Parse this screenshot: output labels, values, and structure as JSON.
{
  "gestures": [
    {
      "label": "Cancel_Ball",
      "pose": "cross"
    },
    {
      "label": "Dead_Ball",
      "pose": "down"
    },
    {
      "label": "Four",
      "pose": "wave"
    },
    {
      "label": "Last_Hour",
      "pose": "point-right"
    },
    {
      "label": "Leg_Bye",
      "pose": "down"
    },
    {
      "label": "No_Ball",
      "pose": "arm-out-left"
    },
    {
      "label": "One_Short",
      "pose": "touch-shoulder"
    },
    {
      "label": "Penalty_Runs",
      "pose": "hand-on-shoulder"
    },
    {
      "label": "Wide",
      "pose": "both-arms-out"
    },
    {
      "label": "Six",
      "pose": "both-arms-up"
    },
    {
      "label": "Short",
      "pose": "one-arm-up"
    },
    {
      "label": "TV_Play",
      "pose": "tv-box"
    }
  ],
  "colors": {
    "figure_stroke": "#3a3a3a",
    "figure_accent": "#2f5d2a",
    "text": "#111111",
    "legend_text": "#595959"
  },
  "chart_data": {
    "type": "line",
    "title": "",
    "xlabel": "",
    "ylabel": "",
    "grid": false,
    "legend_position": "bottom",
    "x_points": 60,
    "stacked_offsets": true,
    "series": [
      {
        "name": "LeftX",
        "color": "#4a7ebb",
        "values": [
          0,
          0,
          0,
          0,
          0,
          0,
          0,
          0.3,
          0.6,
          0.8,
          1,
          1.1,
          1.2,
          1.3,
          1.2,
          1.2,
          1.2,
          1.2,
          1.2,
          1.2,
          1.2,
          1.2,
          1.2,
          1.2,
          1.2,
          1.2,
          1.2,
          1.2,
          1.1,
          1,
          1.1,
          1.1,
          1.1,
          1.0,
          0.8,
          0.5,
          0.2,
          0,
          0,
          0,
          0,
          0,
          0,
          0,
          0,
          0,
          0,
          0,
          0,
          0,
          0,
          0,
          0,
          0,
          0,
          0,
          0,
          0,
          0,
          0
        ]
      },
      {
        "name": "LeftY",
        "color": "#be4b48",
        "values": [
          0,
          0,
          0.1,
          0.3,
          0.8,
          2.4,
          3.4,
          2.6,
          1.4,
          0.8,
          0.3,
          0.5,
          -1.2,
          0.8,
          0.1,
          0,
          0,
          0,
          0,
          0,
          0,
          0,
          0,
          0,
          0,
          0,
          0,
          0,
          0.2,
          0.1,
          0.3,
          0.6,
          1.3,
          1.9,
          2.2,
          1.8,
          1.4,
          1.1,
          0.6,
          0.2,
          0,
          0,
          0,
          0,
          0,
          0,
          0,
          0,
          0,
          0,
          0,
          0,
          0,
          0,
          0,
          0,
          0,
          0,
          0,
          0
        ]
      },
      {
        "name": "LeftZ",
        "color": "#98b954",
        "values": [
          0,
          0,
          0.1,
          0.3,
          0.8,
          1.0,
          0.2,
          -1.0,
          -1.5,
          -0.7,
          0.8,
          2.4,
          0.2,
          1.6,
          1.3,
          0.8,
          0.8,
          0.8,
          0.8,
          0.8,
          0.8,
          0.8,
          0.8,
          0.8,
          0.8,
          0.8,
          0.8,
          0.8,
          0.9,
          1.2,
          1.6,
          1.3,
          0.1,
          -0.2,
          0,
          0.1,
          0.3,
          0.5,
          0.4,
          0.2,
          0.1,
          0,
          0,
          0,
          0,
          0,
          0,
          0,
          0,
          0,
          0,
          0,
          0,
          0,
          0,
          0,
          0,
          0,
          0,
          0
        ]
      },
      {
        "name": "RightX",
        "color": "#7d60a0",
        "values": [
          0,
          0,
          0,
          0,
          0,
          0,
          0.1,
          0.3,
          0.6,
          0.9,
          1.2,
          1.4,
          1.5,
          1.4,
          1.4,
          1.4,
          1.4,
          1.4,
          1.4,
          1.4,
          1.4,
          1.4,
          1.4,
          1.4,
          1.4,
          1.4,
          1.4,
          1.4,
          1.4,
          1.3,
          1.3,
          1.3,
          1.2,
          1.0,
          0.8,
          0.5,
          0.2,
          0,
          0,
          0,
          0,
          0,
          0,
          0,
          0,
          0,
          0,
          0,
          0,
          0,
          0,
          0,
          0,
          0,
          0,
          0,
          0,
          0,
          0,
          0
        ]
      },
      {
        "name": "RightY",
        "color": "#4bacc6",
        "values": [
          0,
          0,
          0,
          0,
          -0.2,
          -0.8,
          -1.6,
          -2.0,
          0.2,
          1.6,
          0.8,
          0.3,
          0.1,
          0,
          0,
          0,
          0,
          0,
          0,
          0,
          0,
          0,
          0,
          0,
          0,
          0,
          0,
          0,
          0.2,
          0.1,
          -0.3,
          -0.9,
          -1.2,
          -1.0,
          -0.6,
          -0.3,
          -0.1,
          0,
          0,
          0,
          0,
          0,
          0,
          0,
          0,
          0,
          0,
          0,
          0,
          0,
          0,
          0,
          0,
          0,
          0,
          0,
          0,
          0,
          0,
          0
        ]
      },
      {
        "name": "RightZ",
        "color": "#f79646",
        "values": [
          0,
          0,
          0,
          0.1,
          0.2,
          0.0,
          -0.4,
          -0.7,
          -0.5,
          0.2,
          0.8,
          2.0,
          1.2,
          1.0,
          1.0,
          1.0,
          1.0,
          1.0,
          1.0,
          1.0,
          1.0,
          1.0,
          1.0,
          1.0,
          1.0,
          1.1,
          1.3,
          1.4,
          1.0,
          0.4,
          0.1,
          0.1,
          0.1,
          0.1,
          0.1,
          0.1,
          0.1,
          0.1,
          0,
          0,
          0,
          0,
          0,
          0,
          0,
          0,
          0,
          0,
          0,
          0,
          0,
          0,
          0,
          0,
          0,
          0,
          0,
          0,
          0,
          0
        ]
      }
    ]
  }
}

Problem details:
Go through the material above line by line and copy it exactly.

Result for this exercise:
Parse this screenshot: output labels, values, and structure as JSON.
{
  "gestures": [
    {
      "label": "Cancel_Ball",
      "pose": "cross"
    },
    {
      "label": "Dead_Ball",
      "pose": "down"
    },
    {
      "label": "Four",
      "pose": "wave"
    },
    {
      "label": "Last_Hour",
      "pose": "point-right"
    },
    {
      "label": "Leg_Bye",
      "pose": "down"
    },
    {
      "label": "No_Ball",
      "pose": "arm-out-left"
    },
    {
      "label": "One_Short",
      "pose": "touch-shoulder"
    },
    {
      "label": "Penalty_Runs",
      "pose": "hand-on-shoulder"
    },
    {
      "label": "Wide",
      "pose": "both-arms-out"
    },
    {
      "label": "Six",
      "pose": "both-arms-up"
    },
    {
      "label": "Short",
      "pose": "one-arm-up"
    },
    {
      "label": "TV_Play",
      "pose": "tv-box"
    }
  ],
  "colors": {
    "figure_stroke": "#3a3a3a",
    "figure_accent": "#2f5d2a",
    "text": "#111111",
    "legend_text": "#595959"
  },
  "chart_data": {
    "type": "line",
    "title": "",
    "xlabel": "",
    "ylabel": "",
    "grid": false,
    "legend_position": "bottom",
    "x_points": 60,
    "stacked_offsets": true,
    "series": [
      {
        "name": "LeftX",
        "color": "#4a7ebb",
        "values": [
          0,
          0,
          0,
          0,
          0,
          0,
          0,
          0.3,
          0.6,
          0.8,
          1,
          1.1,
          1.2,
          1.3,
          1.2,
          1.2,
          1.2,
          1.2,
          1.2,
          1.2,
          1.2,
          1.2,
          1.2,
          1.2,
          1.2,
          1.2,
          1.2,
          1.2,
          1.1,
          1,
          1.1,
          1.1,
          1.1,
          1.0,
          0.8,
          0.5,
          0.2,
          0,
          0,
          0,
          0,
          0,
          0,
          0,
          0,
          0,
          0,
          0,
          0,
          0,
          0,
          0,
          0,
          0,
          0,
          0,
          0,
          0,
          0,
          0
        ]
      },
      {
        "name": "LeftY",
        "color": "#be4b48",
        "values": [
          0,
          0,
          0.1,
          0.3,
          0.8,
          2.4,
          3.4,
          2.6,
          1.4,
          0.8,
          0.3,
          0.5,
          -1.2,
          0.8,
          0.1,
          0,
          0,
          0,
          0,
          0,
          0,
          0,
          0,
          0,
          0,
          0,
          0,
          0,
          0.2,
          0.1,
          0.3,
          0.6,
          1.3,
          1.9,
          2.2,
          1.8,
          1.4,
          1.1,
          0.6,
          0.2,
          0,
          0,
          0,
          0,
          0,
          0,
          0,
          0,
          0,
          0,
          0,
          0,
          0,
          0,
          0,
          0,
          0,
          0,
          0,
          0
        ]
      },
      {
        "name": "LeftZ",
        "color": "#98b954",
        "values": [
          0,
          0,
          0.1,
          0.3,
          0.8,
          1.0,
          0.2,
          -1.0,
          -1.5,
          -0.7,
          0.8,
          2.4,
          0.2,
          1.6,
          1.3,
          0.8,
          0.8,
          0.8,
          0.8,
          0.8,
          0.8,
          0.8,
          0.8,
          0.8,
          0.8,
          0.8,
          0.8,
          0.8,
          0.9,
          1.2,
          1.6,
          1.3,
          0.1,
          -0.2,
          0,
          0.1,
          0.3,
          0.5,
          0.4,
          0.2,
          0.1,
          0,
          0,
          0,
          0,
          0,
          0,
          0,
          0,
          0,
          0,
          0,
          0,
          0,
          0,
          0,
          0,
          0,
          0,
          0
        ]
      },
      {
        "name": "RightX",
        "color": "#7d60a0",
        "values": [
          0,
          0,
          0,
          0,
          0,
          0,
          0.1,
          0.3,
          0.6,
          0.9,
          1.2,
          1.4,
          1.5,
          1.4,
          1.4,
          1.4,
          1.4,
          1.4,
          1.4,
          1.4,
          1.4,
          1.4,
          1.4,
          1.4,
          1.4,
          1.4,
          1.4,
          1.4,
          1.4,
          1.3,
          1.3,
          1.3,
          1.2,
          1.0,
          0.8,
          0.5,
          0.2,
          0,
          0,
          0,
          0,
          0,
          0,
          0,
          0,
          0,
          0,
          0,
          0,
          0,
          0,
          0,
          0,
          0,
          0,
          0,
          0,
          0,
          0,
          0
        ]
      },
      {
        "name": "RightY",
        "color": "#4bacc6",
        "values": [
          0,
          0,
          0,
          0,
          -0.2,
          -0.8,
          -1.6,
          -2.0,
          0.2,
          1.6,
          0.8,
          0.3,
          0.1,
          0,
          0,
          0,
          0,
          0,
          0,
          0,
          0,
          0,
          0,
          0,
          0,
          0,
          0,
          0,
          0.2,
          0.1,
          -0.3,
          -0.9,
          -1.2,
          -1.0,
          -0.6,
          -0.3,
          -0.1,
          0,
          0,
          0,
          0,
          0,
          0,
          0,
          0,
          0,
          0,
          0,
          0,
          0,
          0,
          0,
          0,
          0,
          0,
          0,
          0,
          0,
          0,
          0
        ]
      },
      {
        "name": "RightZ",
        "color": "#f79646",
        "values": [
          0,
          0,
          0,
          0.1,
          0.2,
          0.0,
          -0.4,
          -0.7,
          -0.5,
          0.2,
          0.8,
          2.0,
          1.2,
          1.0,
          1.0,
          1.0,
          1.0,
          1.0,
          1.0,
          1.0,
          1.0,
          1.0,
          1.0,
          1.0,
          1.0,
          1.1,
          1.3,
          1.4,
          1.0,
          0.4,
          0.1,
          0.1,
          0.1,
          0.1,
          0.1,
          0.1,
          0.1,
          0.1,
          0,
          0,
          0,
          0,
          0,
          0,
          0,
          0,
          0,
          0,
          0,
          0,
          0,
          0,
          0,
          0,
          0,
          0,
          0,
          0,
          0,
          0
        ]
      }
    ]
  }
}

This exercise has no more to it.